Problem requirements: All entries below need to be written out exactly, but without their pictures.

-- Data start --

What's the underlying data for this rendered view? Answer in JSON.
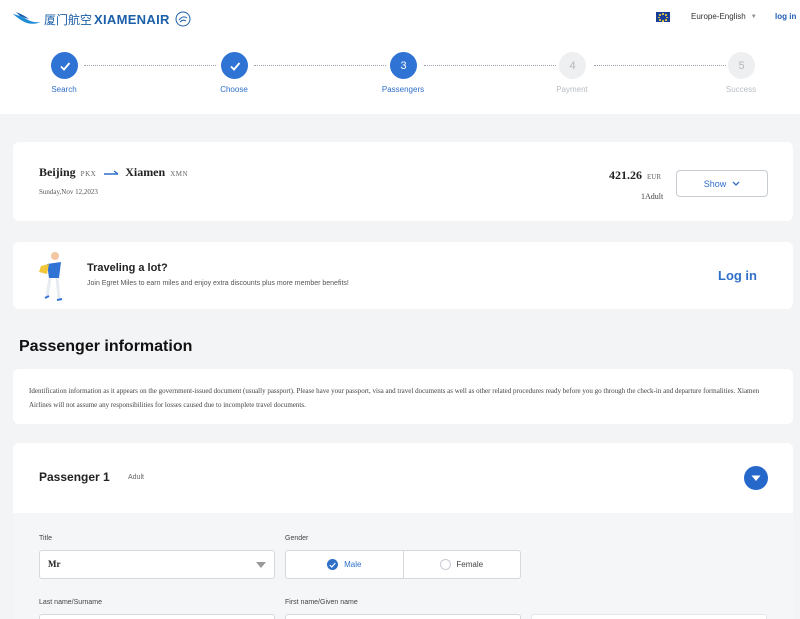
{
  "brand": {
    "cn": "厦门航空",
    "en": "XIAMENAIR"
  },
  "header": {
    "language": "Europe-English",
    "login": "log in"
  },
  "steps": [
    {
      "label": "Search",
      "num": "1",
      "state": "done"
    },
    {
      "label": "Choose",
      "num": "2",
      "state": "done"
    },
    {
      "label": "Passengers",
      "num": "3",
      "state": "current"
    },
    {
      "label": "Payment",
      "num": "4",
      "state": "todo"
    },
    {
      "label": "Success",
      "num": "5",
      "state": "todo"
    }
  ],
  "flight": {
    "from_city": "Beijing",
    "from_code": "PKX",
    "to_city": "Xiamen",
    "to_code": "XMN",
    "date": "Sunday,Nov 12,2023",
    "price": "421.26",
    "currency": "EUR",
    "pax": "1Adult",
    "show_label": "Show"
  },
  "promo": {
    "title": "Traveling a lot?",
    "desc": "Join Egret Miles to earn miles and enjoy extra discounts plus more member benefits!",
    "login": "Log in"
  },
  "section_title": "Passenger information",
  "notice": "Identification information as it appears on the government-issued document (usually passport). Please have your passport, visa and travel documents as well as other related procedures ready before you go through the check-in and departure formalities. Xiamen Airlines will not assume any responsibilities for losses caused due to incomplete travel documents.",
  "passenger": {
    "title": "Passenger 1",
    "type": "Adult",
    "fields": {
      "title_label": "Title",
      "title_value": "Mr",
      "gender_label": "Gender",
      "male": "Male",
      "female": "Female",
      "last_name_label": "Last name/Surname",
      "first_name_label": "First name/Given name"
    }
  },
  "colors": {
    "primary": "#2f73d4",
    "brand": "#1b5fa8"
  }
}
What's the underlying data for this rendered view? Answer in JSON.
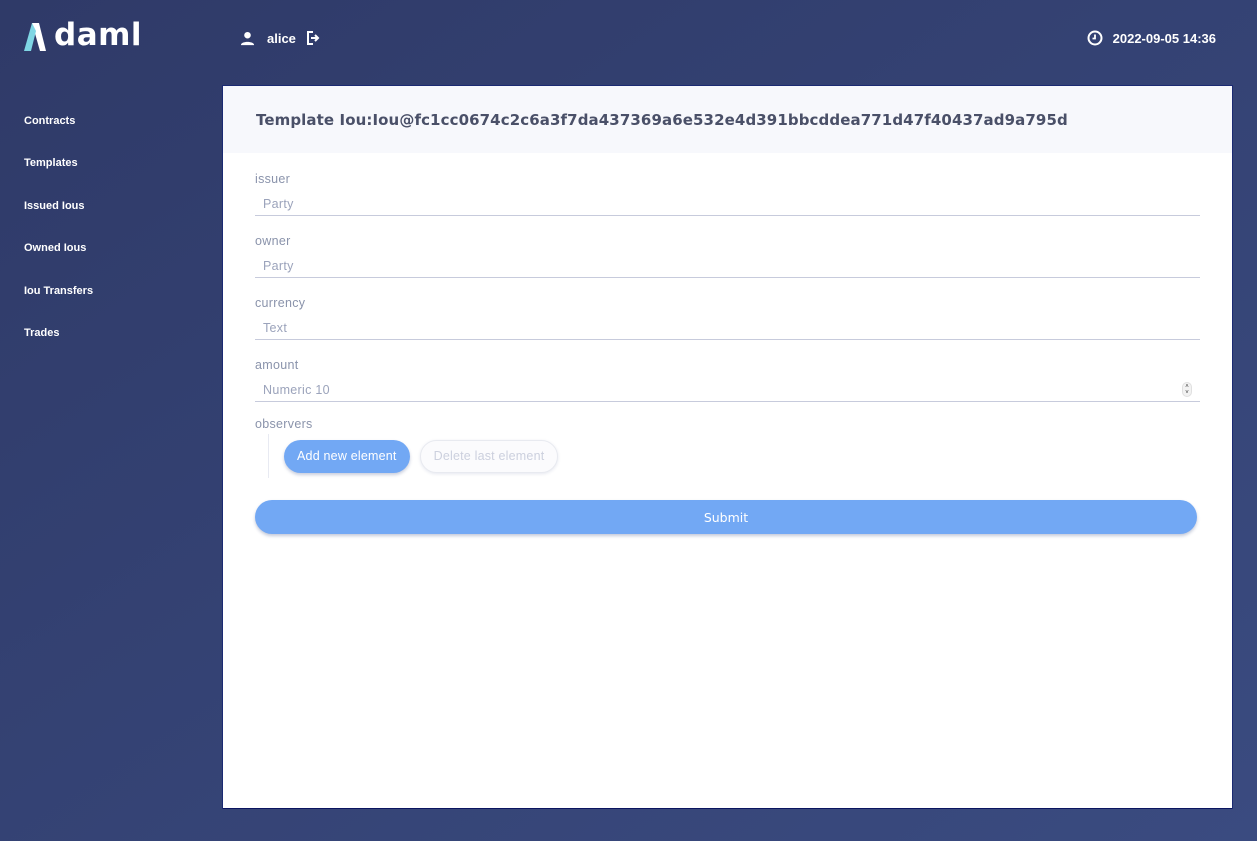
{
  "app": {
    "logo_text": "daml",
    "user": "alice",
    "datetime": "2022-09-05 14:36",
    "accent_color": "#72a8f4",
    "logo_accent_color": "#7fd6e4"
  },
  "sidebar": {
    "items": [
      {
        "label": "Contracts"
      },
      {
        "label": "Templates"
      },
      {
        "label": "Issued Ious"
      },
      {
        "label": "Owned Ious"
      },
      {
        "label": "Iou Transfers"
      },
      {
        "label": "Trades"
      }
    ]
  },
  "panel": {
    "title": "Template Iou:Iou@fc1cc0674c2c6a3f7da437369a6e532e4d391bbcddea771d47f40437ad9a795d"
  },
  "form": {
    "fields": [
      {
        "label": "issuer",
        "value": "",
        "placeholder": "Party"
      },
      {
        "label": "owner",
        "value": "",
        "placeholder": "Party"
      },
      {
        "label": "currency",
        "value": "",
        "placeholder": "Text"
      },
      {
        "label": "amount",
        "value": "",
        "placeholder": "Numeric 10"
      }
    ],
    "observers": {
      "label": "observers",
      "add_label": "Add new element",
      "delete_label": "Delete last element"
    },
    "submit_label": "Submit"
  },
  "icons": {
    "user": "person-icon",
    "logout": "logout-icon",
    "clock": "clock-icon",
    "spinner": "spinner-arrows-icon"
  }
}
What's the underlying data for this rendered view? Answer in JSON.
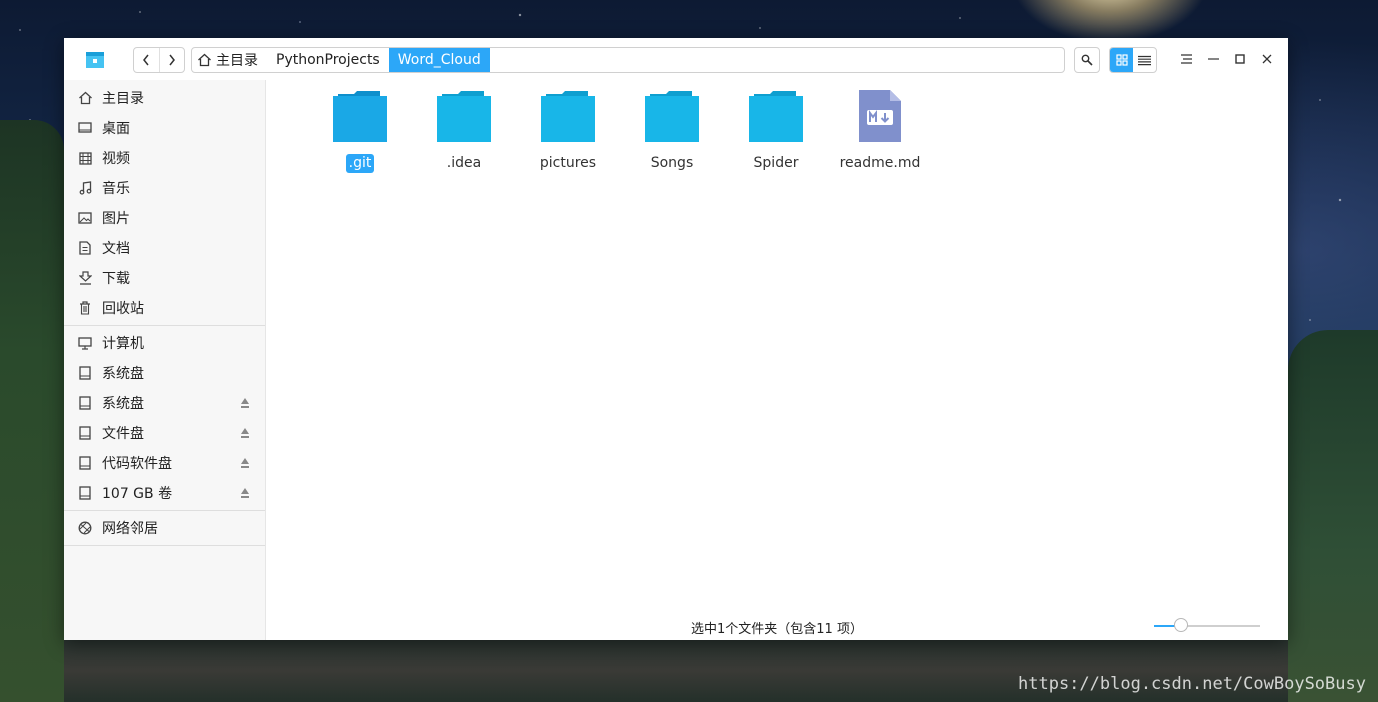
{
  "desktop": {
    "watermark": "https://blog.csdn.net/CowBoySoBusy"
  },
  "breadcrumb": [
    "主目录",
    "PythonProjects",
    "Word_Cloud"
  ],
  "sidebar": {
    "places": [
      {
        "label": "主目录",
        "icon": "home-icon"
      },
      {
        "label": "桌面",
        "icon": "desktop-icon"
      },
      {
        "label": "视频",
        "icon": "video-icon"
      },
      {
        "label": "音乐",
        "icon": "music-icon"
      },
      {
        "label": "图片",
        "icon": "picture-icon"
      },
      {
        "label": "文档",
        "icon": "document-icon"
      },
      {
        "label": "下载",
        "icon": "download-icon"
      },
      {
        "label": "回收站",
        "icon": "trash-icon"
      }
    ],
    "devices": [
      {
        "label": "计算机",
        "icon": "computer-icon"
      },
      {
        "label": "系统盘",
        "icon": "disk-icon"
      },
      {
        "label": "系统盘",
        "icon": "disk-icon"
      },
      {
        "label": "文件盘",
        "icon": "disk-icon"
      },
      {
        "label": "代码软件盘",
        "icon": "disk-icon"
      },
      {
        "label": "107 GB 卷",
        "icon": "disk-icon"
      }
    ],
    "network": [
      {
        "label": "网络邻居",
        "icon": "network-icon"
      }
    ]
  },
  "files": [
    {
      "name": ".git",
      "type": "folder",
      "selected": true
    },
    {
      "name": ".idea",
      "type": "folder"
    },
    {
      "name": "pictures",
      "type": "folder"
    },
    {
      "name": "Songs",
      "type": "folder"
    },
    {
      "name": "Spider",
      "type": "folder"
    },
    {
      "name": "readme.md",
      "type": "markdown"
    }
  ],
  "status": "选中1个文件夹（包含11 项）",
  "zoom_level_fraction": 0.25,
  "colors": {
    "accent": "#2ca7f8",
    "folder": "#1ab0e8",
    "markdown": "#8090cc"
  }
}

-- Data end --

Exercise output:
What's the underlying data for this rendered view? Answer in JSON.
{
  "brand": {
    "cn": "厦门航空",
    "en": "XIAMENAIR"
  },
  "header": {
    "language": "Europe-English",
    "login": "log in"
  },
  "steps": [
    {
      "label": "Search",
      "num": "1",
      "state": "done"
    },
    {
      "label": "Choose",
      "num": "2",
      "state": "done"
    },
    {
      "label": "Passengers",
      "num": "3",
      "state": "current"
    },
    {
      "label": "Payment",
      "num": "4",
      "state": "todo"
    },
    {
      "label": "Success",
      "num": "5",
      "state": "todo"
    }
  ],
  "flight": {
    "from_city": "Beijing",
    "from_code": "PKX",
    "to_city": "Xiamen",
    "to_code": "XMN",
    "date": "Sunday,Nov 12,2023",
    "price": "421.26",
    "currency": "EUR",
    "pax": "1Adult",
    "show_label": "Show"
  },
  "promo": {
    "title": "Traveling a lot?",
    "desc": "Join Egret Miles to earn miles and enjoy extra discounts plus more member benefits!",
    "login": "Log in"
  },
  "section_title": "Passenger information",
  "notice": "Identification information as it appears on the government-issued document (usually passport). Please have your passport, visa and travel documents as well as other related procedures ready before you go through the check-in and departure formalities. Xiamen Airlines will not assume any responsibilities for losses caused due to incomplete travel documents.",
  "passenger": {
    "title": "Passenger 1",
    "type": "Adult",
    "fields": {
      "title_label": "Title",
      "title_value": "Mr",
      "gender_label": "Gender",
      "male": "Male",
      "female": "Female",
      "last_name_label": "Last name/Surname",
      "first_name_label": "First name/Given name"
    }
  },
  "colors": {
    "primary": "#2f73d4",
    "brand": "#1b5fa8"
  }
}
What's the underlying data for this rendered view? Answer in JSON.
{
  "app": {
    "logo_text": "daml",
    "user": "alice",
    "datetime": "2022-09-05 14:36",
    "accent_color": "#72a8f4",
    "logo_accent_color": "#7fd6e4"
  },
  "sidebar": {
    "items": [
      {
        "label": "Contracts"
      },
      {
        "label": "Templates"
      },
      {
        "label": "Issued Ious"
      },
      {
        "label": "Owned Ious"
      },
      {
        "label": "Iou Transfers"
      },
      {
        "label": "Trades"
      }
    ]
  },
  "panel": {
    "title": "Template Iou:Iou@fc1cc0674c2c6a3f7da437369a6e532e4d391bbcddea771d47f40437ad9a795d"
  },
  "form": {
    "fields": [
      {
        "label": "issuer",
        "value": "",
        "placeholder": "Party"
      },
      {
        "label": "owner",
        "value": "",
        "placeholder": "Party"
      },
      {
        "label": "currency",
        "value": "",
        "placeholder": "Text"
      },
      {
        "label": "amount",
        "value": "",
        "placeholder": "Numeric 10"
      }
    ],
    "observers": {
      "label": "observers",
      "add_label": "Add new element",
      "delete_label": "Delete last element"
    },
    "submit_label": "Submit"
  },
  "icons": {
    "user": "person-icon",
    "logout": "logout-icon",
    "clock": "clock-icon",
    "spinner": "spinner-arrows-icon"
  }
}
What's the underlying data for this rendered view? Answer in JSON.
{
  "desktop": {
    "watermark": "https://blog.csdn.net/CowBoySoBusy"
  },
  "breadcrumb": [
    "主目录",
    "PythonProjects",
    "Word_Cloud"
  ],
  "sidebar": {
    "places": [
      {
        "label": "主目录",
        "icon": "home-icon"
      },
      {
        "label": "桌面",
        "icon": "desktop-icon"
      },
      {
        "label": "视频",
        "icon": "video-icon"
      },
      {
        "label": "音乐",
        "icon": "music-icon"
      },
      {
        "label": "图片",
        "icon": "picture-icon"
      },
      {
        "label": "文档",
        "icon": "document-icon"
      },
      {
        "label": "下载",
        "icon": "download-icon"
      },
      {
        "label": "回收站",
        "icon": "trash-icon"
      }
    ],
    "devices": [
      {
        "label": "计算机",
        "icon": "computer-icon"
      },
      {
        "label": "系统盘",
        "icon": "disk-icon"
      },
      {
        "label": "系统盘",
        "icon": "disk-icon"
      },
      {
        "label": "文件盘",
        "icon": "disk-icon"
      },
      {
        "label": "代码软件盘",
        "icon": "disk-icon"
      },
      {
        "label": "107 GB 卷",
        "icon": "disk-icon"
      }
    ],
    "network": [
      {
        "label": "网络邻居",
        "icon": "network-icon"
      }
    ]
  },
  "files": [
    {
      "name": ".git",
      "type": "folder",
      "selected": true
    },
    {
      "name": ".idea",
      "type": "folder"
    },
    {
      "name": "pictures",
      "type": "folder"
    },
    {
      "name": "Songs",
      "type": "folder"
    },
    {
      "name": "Spider",
      "type": "folder"
    },
    {
      "name": "readme.md",
      "type": "markdown"
    }
  ],
  "status": "选中1个文件夹（包含11 项）",
  "zoom_level_fraction": 0.25,
  "colors": {
    "accent": "#2ca7f8",
    "folder": "#1ab0e8",
    "markdown": "#8090cc"
  }
}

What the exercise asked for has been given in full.